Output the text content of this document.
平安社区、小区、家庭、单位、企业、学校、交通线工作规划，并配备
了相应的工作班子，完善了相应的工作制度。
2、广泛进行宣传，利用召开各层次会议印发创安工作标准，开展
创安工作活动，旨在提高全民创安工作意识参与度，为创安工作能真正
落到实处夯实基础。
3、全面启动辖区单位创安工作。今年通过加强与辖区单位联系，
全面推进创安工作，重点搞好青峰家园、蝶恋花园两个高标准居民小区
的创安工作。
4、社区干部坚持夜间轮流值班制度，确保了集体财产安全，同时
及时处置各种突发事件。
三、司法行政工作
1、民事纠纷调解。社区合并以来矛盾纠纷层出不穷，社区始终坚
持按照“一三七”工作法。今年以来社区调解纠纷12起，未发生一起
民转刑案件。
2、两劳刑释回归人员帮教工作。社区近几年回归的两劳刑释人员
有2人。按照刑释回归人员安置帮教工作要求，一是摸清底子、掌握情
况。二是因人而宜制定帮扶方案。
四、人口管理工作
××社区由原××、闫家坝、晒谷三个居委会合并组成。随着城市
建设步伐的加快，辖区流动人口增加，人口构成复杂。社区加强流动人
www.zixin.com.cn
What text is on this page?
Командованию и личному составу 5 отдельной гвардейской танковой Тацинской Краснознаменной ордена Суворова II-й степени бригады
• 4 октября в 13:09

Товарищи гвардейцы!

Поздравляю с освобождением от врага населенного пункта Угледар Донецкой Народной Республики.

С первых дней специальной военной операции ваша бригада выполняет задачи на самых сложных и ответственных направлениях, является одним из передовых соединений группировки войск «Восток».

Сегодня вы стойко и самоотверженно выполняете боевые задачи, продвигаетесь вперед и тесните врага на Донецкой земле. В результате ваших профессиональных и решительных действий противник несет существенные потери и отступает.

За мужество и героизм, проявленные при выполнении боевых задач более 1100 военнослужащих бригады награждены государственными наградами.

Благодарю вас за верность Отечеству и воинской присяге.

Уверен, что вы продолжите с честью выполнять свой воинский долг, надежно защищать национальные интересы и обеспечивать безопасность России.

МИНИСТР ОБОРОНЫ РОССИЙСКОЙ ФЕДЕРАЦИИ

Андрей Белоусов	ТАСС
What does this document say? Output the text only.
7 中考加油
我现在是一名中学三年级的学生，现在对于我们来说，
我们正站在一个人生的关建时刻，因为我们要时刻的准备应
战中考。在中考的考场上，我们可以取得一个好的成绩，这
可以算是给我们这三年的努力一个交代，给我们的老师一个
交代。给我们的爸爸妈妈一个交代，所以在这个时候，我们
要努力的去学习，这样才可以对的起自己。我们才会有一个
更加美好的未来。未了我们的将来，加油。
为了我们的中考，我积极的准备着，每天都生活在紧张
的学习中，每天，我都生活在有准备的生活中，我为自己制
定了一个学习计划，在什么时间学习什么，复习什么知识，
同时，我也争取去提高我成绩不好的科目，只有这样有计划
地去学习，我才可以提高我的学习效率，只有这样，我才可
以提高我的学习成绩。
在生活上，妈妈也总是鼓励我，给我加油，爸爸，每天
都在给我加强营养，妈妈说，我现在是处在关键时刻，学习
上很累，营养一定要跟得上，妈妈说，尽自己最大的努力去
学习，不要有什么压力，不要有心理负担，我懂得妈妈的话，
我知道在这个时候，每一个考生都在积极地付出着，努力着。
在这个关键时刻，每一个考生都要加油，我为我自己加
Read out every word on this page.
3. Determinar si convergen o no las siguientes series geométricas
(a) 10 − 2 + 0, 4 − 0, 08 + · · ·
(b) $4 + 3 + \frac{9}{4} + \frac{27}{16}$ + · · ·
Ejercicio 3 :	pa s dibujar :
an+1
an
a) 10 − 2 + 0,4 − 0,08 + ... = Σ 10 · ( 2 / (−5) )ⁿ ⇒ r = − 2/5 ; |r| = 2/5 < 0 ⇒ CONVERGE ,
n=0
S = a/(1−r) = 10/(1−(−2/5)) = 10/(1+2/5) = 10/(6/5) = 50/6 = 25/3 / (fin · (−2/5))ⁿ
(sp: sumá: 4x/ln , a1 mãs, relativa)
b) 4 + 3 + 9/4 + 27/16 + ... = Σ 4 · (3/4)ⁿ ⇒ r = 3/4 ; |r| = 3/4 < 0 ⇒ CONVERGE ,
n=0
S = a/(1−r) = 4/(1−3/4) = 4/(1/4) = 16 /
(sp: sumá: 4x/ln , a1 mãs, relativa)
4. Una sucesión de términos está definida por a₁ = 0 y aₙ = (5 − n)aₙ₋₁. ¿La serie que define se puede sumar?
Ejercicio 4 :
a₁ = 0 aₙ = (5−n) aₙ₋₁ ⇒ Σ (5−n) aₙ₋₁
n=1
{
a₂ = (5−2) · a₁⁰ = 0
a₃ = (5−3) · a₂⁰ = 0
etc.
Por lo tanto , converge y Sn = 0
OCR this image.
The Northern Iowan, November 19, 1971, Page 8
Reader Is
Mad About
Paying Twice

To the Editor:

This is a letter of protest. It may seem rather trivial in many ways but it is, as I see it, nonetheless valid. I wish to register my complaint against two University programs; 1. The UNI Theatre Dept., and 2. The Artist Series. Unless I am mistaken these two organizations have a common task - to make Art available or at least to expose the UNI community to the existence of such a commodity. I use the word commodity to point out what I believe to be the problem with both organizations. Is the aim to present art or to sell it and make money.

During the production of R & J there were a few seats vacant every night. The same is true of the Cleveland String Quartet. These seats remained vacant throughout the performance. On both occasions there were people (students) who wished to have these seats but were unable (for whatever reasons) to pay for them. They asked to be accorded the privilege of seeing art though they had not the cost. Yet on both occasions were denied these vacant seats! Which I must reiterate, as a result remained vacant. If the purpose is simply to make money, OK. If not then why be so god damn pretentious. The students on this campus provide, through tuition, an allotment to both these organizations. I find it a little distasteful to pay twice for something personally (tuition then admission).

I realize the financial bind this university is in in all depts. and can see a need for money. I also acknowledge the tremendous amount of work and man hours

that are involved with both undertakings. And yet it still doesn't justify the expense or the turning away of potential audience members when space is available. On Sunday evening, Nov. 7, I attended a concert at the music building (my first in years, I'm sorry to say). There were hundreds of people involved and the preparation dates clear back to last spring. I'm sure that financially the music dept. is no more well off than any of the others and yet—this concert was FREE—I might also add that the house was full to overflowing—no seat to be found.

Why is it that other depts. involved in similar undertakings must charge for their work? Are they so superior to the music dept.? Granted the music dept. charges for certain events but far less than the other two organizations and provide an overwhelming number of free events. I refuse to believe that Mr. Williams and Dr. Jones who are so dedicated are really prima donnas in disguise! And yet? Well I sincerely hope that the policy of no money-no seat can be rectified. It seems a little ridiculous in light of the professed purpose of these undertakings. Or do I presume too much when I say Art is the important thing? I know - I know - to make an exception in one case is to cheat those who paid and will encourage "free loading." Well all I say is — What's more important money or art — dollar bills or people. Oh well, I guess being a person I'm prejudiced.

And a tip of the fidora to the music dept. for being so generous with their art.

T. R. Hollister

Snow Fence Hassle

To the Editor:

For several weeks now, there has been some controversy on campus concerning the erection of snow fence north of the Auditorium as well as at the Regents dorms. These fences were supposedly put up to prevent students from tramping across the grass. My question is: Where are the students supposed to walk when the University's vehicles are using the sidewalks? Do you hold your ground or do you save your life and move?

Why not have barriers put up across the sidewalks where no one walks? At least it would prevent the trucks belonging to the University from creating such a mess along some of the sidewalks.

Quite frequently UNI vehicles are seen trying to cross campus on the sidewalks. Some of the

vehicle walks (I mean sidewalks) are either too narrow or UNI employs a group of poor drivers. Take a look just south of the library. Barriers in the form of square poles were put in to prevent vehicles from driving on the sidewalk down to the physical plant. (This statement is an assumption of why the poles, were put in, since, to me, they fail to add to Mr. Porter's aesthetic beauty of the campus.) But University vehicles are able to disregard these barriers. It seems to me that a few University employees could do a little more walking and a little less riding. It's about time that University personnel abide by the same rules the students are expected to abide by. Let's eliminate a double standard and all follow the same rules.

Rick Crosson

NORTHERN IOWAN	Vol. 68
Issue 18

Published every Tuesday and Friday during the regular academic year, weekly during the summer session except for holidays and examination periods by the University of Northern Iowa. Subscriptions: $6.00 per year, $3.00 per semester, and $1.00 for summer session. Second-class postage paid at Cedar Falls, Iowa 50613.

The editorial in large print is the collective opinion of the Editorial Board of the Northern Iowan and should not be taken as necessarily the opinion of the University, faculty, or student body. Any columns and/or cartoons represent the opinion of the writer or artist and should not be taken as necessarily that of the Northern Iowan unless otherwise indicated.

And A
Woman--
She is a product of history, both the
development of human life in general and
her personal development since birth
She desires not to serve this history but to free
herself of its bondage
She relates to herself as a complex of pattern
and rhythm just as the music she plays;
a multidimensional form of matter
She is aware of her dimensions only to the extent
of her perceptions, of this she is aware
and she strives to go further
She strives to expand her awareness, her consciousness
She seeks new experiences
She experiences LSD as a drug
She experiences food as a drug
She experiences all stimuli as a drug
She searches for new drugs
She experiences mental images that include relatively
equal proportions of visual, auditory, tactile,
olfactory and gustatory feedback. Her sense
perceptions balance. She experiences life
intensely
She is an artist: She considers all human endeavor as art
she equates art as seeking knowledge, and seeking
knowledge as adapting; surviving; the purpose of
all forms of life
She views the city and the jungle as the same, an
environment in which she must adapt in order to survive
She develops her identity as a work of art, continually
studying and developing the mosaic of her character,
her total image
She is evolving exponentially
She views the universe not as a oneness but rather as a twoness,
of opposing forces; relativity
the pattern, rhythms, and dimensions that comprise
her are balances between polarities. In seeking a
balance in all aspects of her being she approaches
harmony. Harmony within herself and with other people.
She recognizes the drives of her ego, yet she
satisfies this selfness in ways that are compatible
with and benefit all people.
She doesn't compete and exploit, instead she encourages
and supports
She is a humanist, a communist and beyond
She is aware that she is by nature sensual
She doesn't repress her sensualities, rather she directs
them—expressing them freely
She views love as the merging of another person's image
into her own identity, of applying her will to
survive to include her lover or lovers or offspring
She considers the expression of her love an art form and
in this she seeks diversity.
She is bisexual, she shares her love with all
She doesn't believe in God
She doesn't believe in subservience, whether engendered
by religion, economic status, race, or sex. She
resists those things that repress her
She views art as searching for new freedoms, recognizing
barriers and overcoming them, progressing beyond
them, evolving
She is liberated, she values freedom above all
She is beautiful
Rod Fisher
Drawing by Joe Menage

------------

| TASK STATEMENT |
Check each line of the records for the string "задачи" and state how many lines contain it. Give only the number.

| REPLY TO THE TASK |
2